Directive:
Check each line of the material below, and copy it if it holds the string "selected".

** Begin **

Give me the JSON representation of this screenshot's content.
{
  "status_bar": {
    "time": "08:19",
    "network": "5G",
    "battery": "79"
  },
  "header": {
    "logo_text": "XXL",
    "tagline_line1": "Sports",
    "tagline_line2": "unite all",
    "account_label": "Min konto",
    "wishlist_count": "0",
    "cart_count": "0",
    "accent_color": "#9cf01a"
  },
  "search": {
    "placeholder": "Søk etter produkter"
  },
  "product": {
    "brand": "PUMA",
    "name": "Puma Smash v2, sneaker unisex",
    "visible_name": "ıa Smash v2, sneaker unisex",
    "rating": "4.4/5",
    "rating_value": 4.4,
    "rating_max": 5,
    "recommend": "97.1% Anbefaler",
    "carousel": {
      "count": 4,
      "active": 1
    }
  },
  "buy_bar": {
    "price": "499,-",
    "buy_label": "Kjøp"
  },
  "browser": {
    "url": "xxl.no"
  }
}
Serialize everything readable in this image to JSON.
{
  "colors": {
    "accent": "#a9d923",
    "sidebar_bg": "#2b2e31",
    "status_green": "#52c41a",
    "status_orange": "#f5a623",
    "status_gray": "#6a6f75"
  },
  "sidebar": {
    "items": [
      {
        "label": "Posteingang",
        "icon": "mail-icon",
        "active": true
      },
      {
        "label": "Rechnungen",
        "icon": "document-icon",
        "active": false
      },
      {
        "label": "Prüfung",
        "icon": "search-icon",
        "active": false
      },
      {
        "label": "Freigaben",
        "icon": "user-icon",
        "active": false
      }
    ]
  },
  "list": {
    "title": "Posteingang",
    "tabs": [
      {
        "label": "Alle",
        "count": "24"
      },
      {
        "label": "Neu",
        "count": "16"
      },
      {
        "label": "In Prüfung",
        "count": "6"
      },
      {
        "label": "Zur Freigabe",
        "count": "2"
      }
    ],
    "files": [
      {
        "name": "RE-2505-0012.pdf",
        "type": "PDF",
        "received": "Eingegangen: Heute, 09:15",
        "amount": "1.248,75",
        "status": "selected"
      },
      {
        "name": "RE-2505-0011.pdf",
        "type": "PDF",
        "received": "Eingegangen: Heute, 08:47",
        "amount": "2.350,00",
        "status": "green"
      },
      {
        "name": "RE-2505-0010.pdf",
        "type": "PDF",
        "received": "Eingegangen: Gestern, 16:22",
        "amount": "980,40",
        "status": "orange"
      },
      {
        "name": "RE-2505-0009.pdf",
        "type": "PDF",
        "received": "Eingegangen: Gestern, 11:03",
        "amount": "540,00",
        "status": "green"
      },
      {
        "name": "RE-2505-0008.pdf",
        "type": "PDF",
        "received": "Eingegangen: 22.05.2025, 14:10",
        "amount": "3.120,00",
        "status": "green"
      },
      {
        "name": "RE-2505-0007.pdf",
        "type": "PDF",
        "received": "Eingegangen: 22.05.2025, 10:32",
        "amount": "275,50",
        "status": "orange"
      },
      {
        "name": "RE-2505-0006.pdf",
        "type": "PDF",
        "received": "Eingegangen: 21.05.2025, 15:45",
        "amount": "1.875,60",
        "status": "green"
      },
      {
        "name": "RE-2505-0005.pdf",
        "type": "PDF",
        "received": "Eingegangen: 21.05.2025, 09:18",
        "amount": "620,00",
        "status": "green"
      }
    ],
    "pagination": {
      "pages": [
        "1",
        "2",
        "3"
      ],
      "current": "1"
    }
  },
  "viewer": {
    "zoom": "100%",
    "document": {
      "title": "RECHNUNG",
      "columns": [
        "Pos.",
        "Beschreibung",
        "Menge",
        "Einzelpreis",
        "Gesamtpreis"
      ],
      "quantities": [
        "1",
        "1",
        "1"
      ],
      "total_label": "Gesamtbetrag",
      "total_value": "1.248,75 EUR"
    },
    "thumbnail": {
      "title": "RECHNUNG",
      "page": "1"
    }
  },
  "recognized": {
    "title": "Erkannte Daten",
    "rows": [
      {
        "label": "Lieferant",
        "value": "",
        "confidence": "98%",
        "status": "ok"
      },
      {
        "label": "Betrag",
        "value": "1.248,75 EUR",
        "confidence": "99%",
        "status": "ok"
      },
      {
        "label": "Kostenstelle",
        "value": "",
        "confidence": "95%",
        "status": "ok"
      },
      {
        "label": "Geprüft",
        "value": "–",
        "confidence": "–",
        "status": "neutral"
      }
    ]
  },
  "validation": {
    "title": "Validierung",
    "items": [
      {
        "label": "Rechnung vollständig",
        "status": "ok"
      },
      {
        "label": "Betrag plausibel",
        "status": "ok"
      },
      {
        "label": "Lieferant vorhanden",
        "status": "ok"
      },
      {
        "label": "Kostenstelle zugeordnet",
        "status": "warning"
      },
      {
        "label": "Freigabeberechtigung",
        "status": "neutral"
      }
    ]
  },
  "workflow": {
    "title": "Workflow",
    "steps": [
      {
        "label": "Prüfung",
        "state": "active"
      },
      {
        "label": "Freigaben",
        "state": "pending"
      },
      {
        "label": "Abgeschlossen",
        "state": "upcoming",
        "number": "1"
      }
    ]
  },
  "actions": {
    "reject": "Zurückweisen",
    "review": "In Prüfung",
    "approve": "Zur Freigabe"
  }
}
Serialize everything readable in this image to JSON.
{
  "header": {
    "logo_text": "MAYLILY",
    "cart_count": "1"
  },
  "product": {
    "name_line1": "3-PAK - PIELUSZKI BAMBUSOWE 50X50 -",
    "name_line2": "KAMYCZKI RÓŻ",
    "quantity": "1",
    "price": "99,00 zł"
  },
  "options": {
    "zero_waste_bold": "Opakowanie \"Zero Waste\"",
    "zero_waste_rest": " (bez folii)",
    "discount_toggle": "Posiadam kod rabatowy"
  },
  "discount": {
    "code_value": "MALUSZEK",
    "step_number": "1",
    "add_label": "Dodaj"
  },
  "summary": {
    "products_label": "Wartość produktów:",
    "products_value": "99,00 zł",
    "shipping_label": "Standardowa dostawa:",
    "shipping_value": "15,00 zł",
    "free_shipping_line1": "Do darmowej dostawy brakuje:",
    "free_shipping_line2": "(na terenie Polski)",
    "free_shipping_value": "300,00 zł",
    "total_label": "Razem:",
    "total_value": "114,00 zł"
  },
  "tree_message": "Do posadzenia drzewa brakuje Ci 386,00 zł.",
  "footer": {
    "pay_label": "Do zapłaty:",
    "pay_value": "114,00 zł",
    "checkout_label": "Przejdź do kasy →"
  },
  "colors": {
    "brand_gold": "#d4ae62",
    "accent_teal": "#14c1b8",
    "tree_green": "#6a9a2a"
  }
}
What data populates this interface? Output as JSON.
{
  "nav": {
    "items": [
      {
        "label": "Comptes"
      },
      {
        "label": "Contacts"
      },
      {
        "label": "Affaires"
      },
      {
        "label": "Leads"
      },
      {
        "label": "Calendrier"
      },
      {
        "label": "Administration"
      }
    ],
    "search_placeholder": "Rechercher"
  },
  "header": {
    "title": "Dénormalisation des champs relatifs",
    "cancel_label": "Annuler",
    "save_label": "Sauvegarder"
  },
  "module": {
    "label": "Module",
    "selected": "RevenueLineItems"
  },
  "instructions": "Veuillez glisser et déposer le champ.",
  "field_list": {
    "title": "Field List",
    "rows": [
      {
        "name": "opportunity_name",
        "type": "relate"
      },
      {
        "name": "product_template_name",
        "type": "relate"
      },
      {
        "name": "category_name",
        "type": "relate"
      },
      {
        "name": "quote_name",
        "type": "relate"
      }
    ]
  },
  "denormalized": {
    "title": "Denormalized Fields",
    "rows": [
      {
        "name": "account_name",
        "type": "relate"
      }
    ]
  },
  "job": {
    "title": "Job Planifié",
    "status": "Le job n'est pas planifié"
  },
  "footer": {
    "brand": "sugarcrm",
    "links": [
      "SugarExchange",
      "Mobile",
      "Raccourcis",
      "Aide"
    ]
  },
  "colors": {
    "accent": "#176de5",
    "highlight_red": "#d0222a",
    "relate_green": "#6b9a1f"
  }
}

** End **

Result of the exercise:
        "status": "selected"
    "selected": "RevenueLineItems"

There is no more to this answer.